▸ Exercise aim
Working from the entries below, tally each line that holds "lägges". Give the tally and nothing else.

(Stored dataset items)
Content starts
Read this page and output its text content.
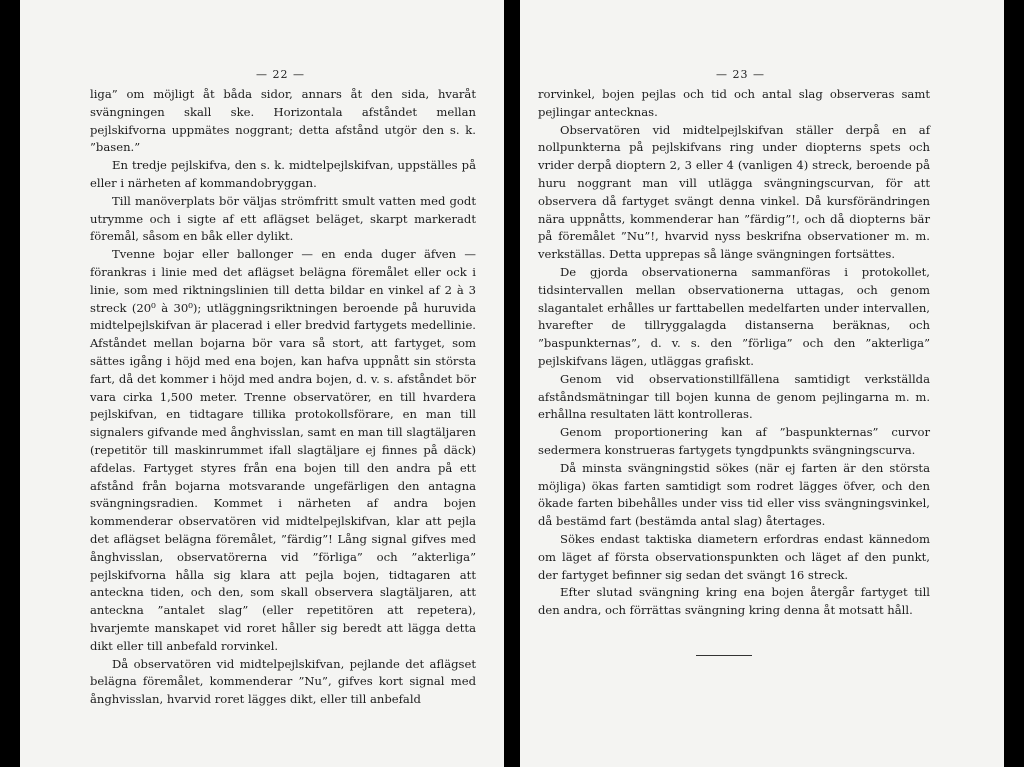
— 22 —

liga” om möjligt åt båda sidor, annars åt den sida, hvaråt svängningen skall ske. Horizontala afståndet mellan pejlskifvorna uppmätes noggrant; detta afstånd utgör den s. k. ”basen.”

En tredje pejlskifva, den s. k. midtelpejlskifvan, uppställes på eller i närheten af kommandobryggan.

Till manöverplats bör väljas strömfritt smult vatten med godt utrymme och i sigte af ett aflägset beläget, skarpt markeradt föremål, såsom en båk eller dylikt.

Tvenne bojar eller ballonger — en enda duger äfven — förankras i linie med det aflägset belägna föremålet eller ock i linie, som med riktningslinien till detta bildar en vinkel af 2 à 3 streck (20⁰ à 30⁰); utläggningsriktningen beroende på huruvida midtelpejlskifvan är placerad i eller bredvid fartygets medellinie. Afståndet mellan bojarna bör vara så stort, att fartyget, som sättes igång i höjd med ena bojen, kan hafva uppnått sin största fart, då det kommer i höjd med andra bojen, d. v. s. afståndet bör vara cirka 1,500 meter. Trenne observatörer, en till hvardera pejlskifvan, en tidtagare tillika protokollsförare, en man till signalers gifvande med ånghvisslan, samt en man till slagtäljaren (repetitör till maskinrummet ifall slagtäljare ej finnes på däck) afdelas. Fartyget styres från ena bojen till den andra på ett afstånd från bojarna motsvarande ungefärligen den antagna svängningsradien. Kommet i närheten af andra bojen kommenderar observatören vid midtelpejlskifvan, klar att pejla det aflägset belägna föremålet, ”färdig”! Lång signal gifves med ånghvisslan, observatörerna vid ”förliga” och ”akterliga” pejlskifvorna hålla sig klara att pejla bojen, tidtagaren att anteckna tiden, och den, som skall observera slagtäljaren, att anteckna ”antalet slag” (eller repetitören att repetera), hvarjemte manskapet vid roret håller sig beredt att lägga detta dikt eller till anbefald rorvinkel.

Då observatören vid midtelpejlskifvan, pejlande det aflägset belägna föremålet, kommenderar ”Nu”, gifves kort signal med ånghvisslan, hvarvid roret lägges dikt, eller till anbefald

— 23 —

rorvinkel, bojen pejlas och tid och antal slag observeras samt pejlingar antecknas.

Observatören vid midtelpejlskifvan ställer derpå en af nollpunkterna på pejlskifvans ring under diopterns spets och vrider derpå dioptern 2, 3 eller 4 (vanligen 4) streck, beroende på huru noggrant man vill utlägga svängningscurvan, för att observera då fartyget svängt denna vinkel. Då kursförändringen nära uppnåtts, kommenderar han ”färdig”!, och då diopterns bär på föremålet ”Nu”!, hvarvid nyss beskrifna observationer m. m. verkställas. Detta upprepas så länge svängningen fortsättes.

De gjorda observationerna sammanföras i protokollet, tidsintervallen mellan observationerna uttagas, och genom slagantalet erhålles ur farttabellen medelfarten under intervallen, hvarefter de tillryggalagda distanserna beräknas, och ”baspunkternas”, d. v. s. den ”förliga” och den ”akterliga” pejlskifvans lägen, utläggas grafiskt.

Genom vid observationstillfällena samtidigt verkställda afståndsmätningar till bojen kunna de genom pejlingarna m. m. erhållna resultaten lätt kontrolleras.

Genom proportionering kan af ”baspunkternas” curvor sedermera konstrueras fartygets tyngdpunkts svängningscurva.

Då minsta svängningstid sökes (när ej farten är den största möjliga) ökas farten samtidigt som rodret lägges öfver, och den ökade farten bibehålles under viss tid eller viss svängningsvinkel, då bestämd fart (bestämda antal slag) återtages.

Sökes endast taktiska diametern erfordras endast kännedom om läget af första observationspunkten och läget af den punkt, der fartyget befinner sig sedan det svängt 16 streck.

Efter slutad svängning kring ena bojen återgår fartyget till den andra, och förrättas svängning kring denna åt motsatt håll.
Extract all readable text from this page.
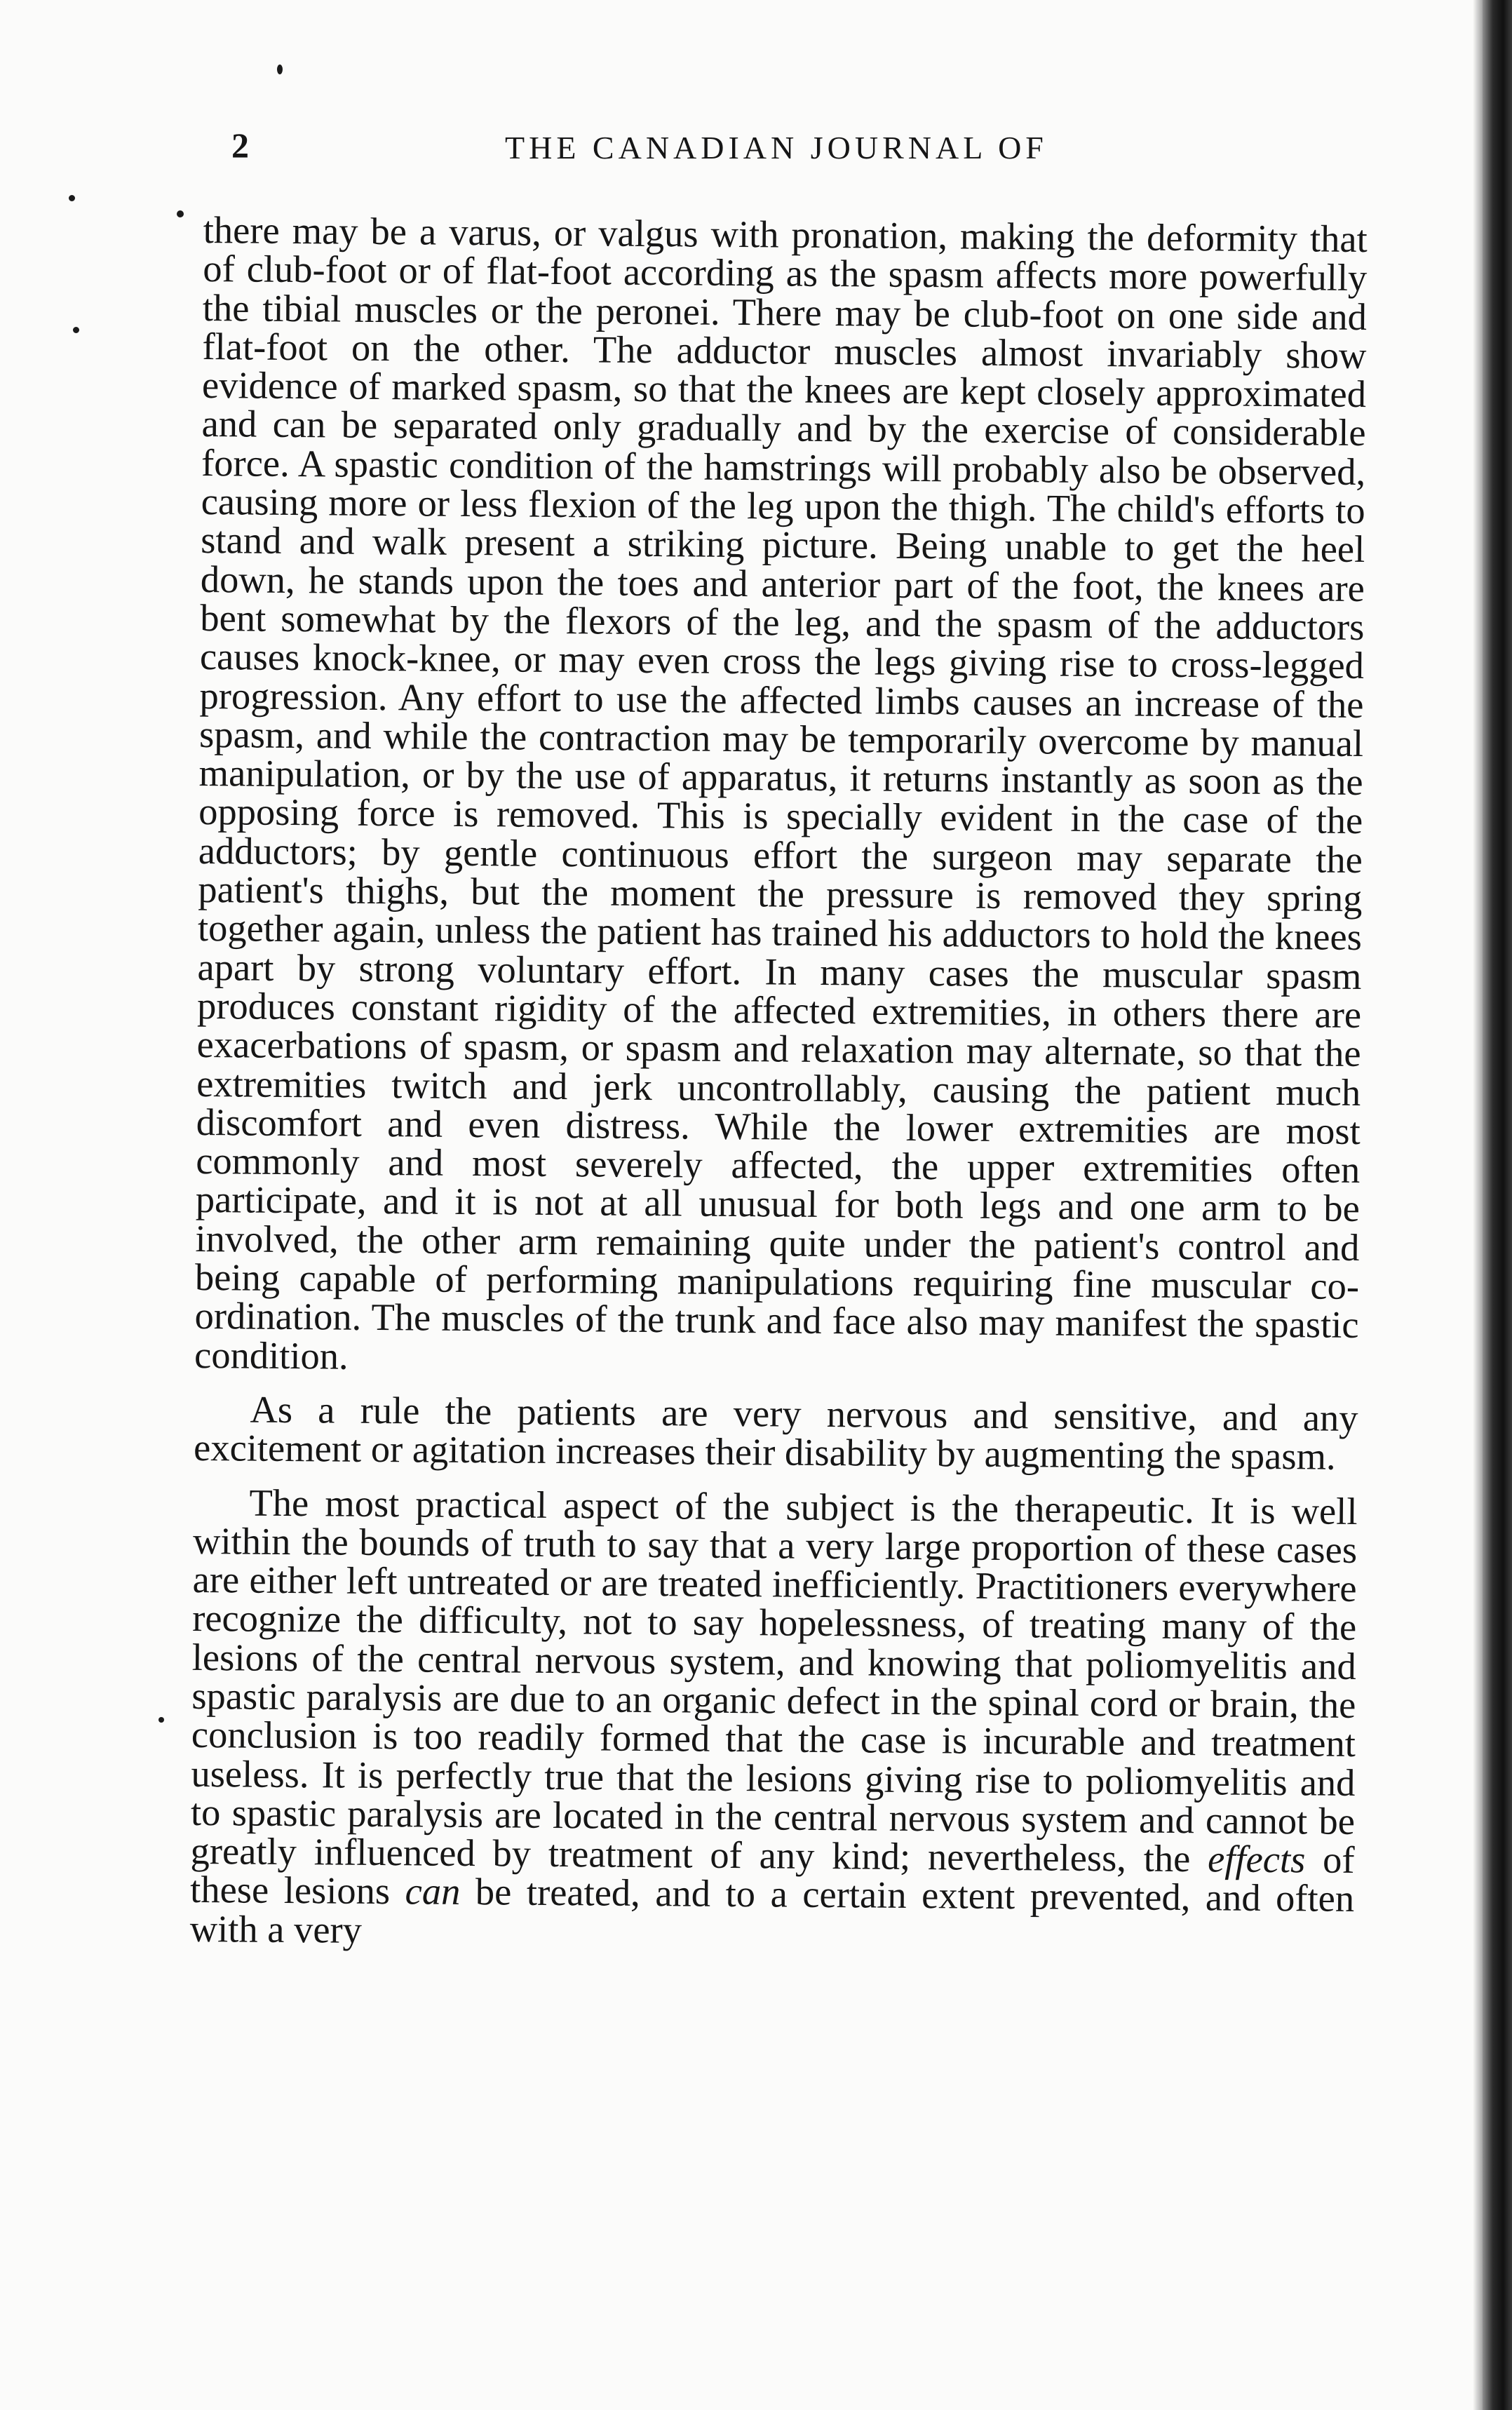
2	THE CANADIAN JOURNAL OF

there may be a varus, or valgus with pronation, making the deformity that of club-foot or of flat-foot according as the spasm affects more powerfully the tibial muscles or the peronei. There may be club-foot on one side and flat-foot on the other. The adductor muscles almost invariably show evidence of marked spasm, so that the knees are kept closely approximated and can be separated only gradually and by the exercise of considerable force. A spastic condition of the hamstrings will probably also be observed, causing more or less flexion of the leg upon the thigh. The child's efforts to stand and walk present a striking picture. Being unable to get the heel down, he stands upon the toes and anterior part of the foot, the knees are bent somewhat by the flexors of the leg, and the spasm of the adductors causes knock-knee, or may even cross the legs giving rise to cross-legged progression. Any effort to use the affected limbs causes an increase of the spasm, and while the contraction may be temporarily overcome by manual manipulation, or by the use of apparatus, it returns instantly as soon as the opposing force is removed. This is specially evident in the case of the adductors; by gentle continuous effort the surgeon may separate the patient's thighs, but the moment the pressure is removed they spring together again, unless the patient has trained his adductors to hold the knees apart by strong voluntary effort. In many cases the muscular spasm produces constant rigidity of the affected extremities, in others there are exacerbations of spasm, or spasm and relaxation may alternate, so that the extremities twitch and jerk uncontrollably, causing the patient much discomfort and even distress. While the lower extremities are most commonly and most severely affected, the upper extremities often participate, and it is not at all unusual for both legs and one arm to be involved, the other arm remaining quite under the patient's control and being capable of performing manipulations requiring fine muscular co-ordination. The muscles of the trunk and face also may manifest the spastic condition.

As a rule the patients are very nervous and sensitive, and any excitement or agitation increases their disability by augmenting the spasm.

The most practical aspect of the subject is the therapeutic. It is well within the bounds of truth to say that a very large proportion of these cases are either left untreated or are treated inefficiently. Practitioners everywhere recognize the difficulty, not to say hopelessness, of treating many of the lesions of the central nervous system, and knowing that poliomyelitis and spastic paralysis are due to an organic defect in the spinal cord or brain, the conclusion is too readily formed that the case is incurable and treatment useless. It is perfectly true that the lesions giving rise to poliomyelitis and to spastic paralysis are located in the central nervous system and cannot be greatly influenced by treatment of any kind; nevertheless, the effects of these lesions can be treated, and to a certain extent prevented, and often with a very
Content ends
▸ Your response
2